[AIM OF THE TASK]:
Copy the items below line for line, without changing a single character.
####
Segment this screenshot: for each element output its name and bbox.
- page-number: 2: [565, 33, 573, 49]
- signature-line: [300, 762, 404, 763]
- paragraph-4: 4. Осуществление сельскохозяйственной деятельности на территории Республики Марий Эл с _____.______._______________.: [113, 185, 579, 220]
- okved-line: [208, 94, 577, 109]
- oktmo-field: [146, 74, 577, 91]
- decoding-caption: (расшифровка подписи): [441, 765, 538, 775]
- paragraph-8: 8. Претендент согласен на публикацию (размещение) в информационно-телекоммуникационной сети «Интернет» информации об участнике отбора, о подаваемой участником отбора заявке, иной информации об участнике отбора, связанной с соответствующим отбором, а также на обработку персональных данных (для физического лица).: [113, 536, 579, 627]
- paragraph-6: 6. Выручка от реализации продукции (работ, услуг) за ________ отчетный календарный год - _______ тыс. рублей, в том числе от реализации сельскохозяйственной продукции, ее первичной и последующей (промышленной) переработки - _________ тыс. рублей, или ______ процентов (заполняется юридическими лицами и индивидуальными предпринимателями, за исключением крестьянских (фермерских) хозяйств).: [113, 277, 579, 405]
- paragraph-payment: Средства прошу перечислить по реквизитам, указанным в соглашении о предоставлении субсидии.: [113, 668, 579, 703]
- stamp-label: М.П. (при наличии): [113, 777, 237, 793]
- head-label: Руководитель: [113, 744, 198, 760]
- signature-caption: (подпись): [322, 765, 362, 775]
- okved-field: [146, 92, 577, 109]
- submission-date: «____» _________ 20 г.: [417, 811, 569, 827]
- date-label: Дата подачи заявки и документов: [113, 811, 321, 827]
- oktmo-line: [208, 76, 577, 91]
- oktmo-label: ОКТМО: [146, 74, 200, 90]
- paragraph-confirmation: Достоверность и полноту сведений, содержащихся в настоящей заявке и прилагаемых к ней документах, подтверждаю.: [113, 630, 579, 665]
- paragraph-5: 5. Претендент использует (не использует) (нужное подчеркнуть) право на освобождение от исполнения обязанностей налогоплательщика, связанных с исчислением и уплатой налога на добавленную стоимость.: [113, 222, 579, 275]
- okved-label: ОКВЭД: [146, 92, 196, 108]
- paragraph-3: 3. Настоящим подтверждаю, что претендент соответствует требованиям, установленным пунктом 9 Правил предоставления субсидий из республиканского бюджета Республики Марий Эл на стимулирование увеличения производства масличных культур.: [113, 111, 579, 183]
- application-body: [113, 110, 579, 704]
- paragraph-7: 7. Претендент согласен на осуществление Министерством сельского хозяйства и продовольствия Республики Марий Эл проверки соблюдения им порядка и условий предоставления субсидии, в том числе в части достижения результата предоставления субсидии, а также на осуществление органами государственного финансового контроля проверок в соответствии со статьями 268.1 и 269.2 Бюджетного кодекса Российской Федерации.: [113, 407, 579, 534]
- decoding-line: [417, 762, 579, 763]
####
[ANSWER TO THE EXERCISE]:
Segment this screenshot: for each element output its name and bbox.
- page-number: 2: [565, 33, 573, 49]
- signature-line: [300, 762, 404, 763]
- paragraph-4: 4. Осуществление сельскохозяйственной деятельности на территории Республики Марий Эл с _____.______._______________.: [113, 185, 579, 220]
- okved-line: [208, 94, 577, 109]
- oktmo-field: [146, 74, 577, 91]
- decoding-caption: (расшифровка подписи): [441, 765, 538, 775]
- paragraph-8: 8. Претендент согласен на публикацию (размещение) в информационно-телекоммуникационной сети «Интернет» информации об участнике отбора, о подаваемой участником отбора заявке, иной информации об участнике отбора, связанной с соответствующим отбором, а также на обработку персональных данных (для физического лица).: [113, 536, 579, 627]
- paragraph-6: 6. Выручка от реализации продукции (работ, услуг) за ________ отчетный календарный год - _______ тыс. рублей, в том числе от реализации сельскохозяйственной продукции, ее первичной и последующей (промышленной) переработки - _________ тыс. рублей, или ______ процентов (заполняется юридическими лицами и индивидуальными предпринимателями, за исключением крестьянских (фермерских) хозяйств).: [113, 277, 579, 405]
- paragraph-payment: Средства прошу перечислить по реквизитам, указанным в соглашении о предоставлении субсидии.: [113, 668, 579, 703]
- stamp-label: М.П. (при наличии): [113, 777, 237, 793]
- head-label: Руководитель: [113, 744, 198, 760]
- signature-caption: (подпись): [322, 765, 362, 775]
- okved-field: [146, 92, 577, 109]
- submission-date: «____» _________ 20 г.: [417, 811, 569, 827]
- date-label: Дата подачи заявки и документов: [113, 811, 321, 827]
- oktmo-line: [208, 76, 577, 91]
- oktmo-label: ОКТМО: [146, 74, 200, 90]
- paragraph-confirmation: Достоверность и полноту сведений, содержащихся в настоящей заявке и прилагаемых к ней документах, подтверждаю.: [113, 630, 579, 665]
- paragraph-5: 5. Претендент использует (не использует) (нужное подчеркнуть) право на освобождение от исполнения обязанностей налогоплательщика, связанных с исчислением и уплатой налога на добавленную стоимость.: [113, 222, 579, 275]
- okved-label: ОКВЭД: [146, 92, 196, 108]
- paragraph-3: 3. Настоящим подтверждаю, что претендент соответствует требованиям, установленным пунктом 9 Правил предоставления субсидий из республиканского бюджета Республики Марий Эл на стимулирование увеличения производства масличных культур.: [113, 111, 579, 183]
- application-body: [113, 110, 579, 704]
- paragraph-7: 7. Претендент согласен на осуществление Министерством сельского хозяйства и продовольствия Республики Марий Эл проверки соблюдения им порядка и условий предоставления субсидии, в том числе в части достижения результата предоставления субсидии, а также на осуществление органами государственного финансового контроля проверок в соответствии со статьями 268.1 и 269.2 Бюджетного кодекса Российской Федерации.: [113, 407, 579, 534]
- decoding-line: [417, 762, 579, 763]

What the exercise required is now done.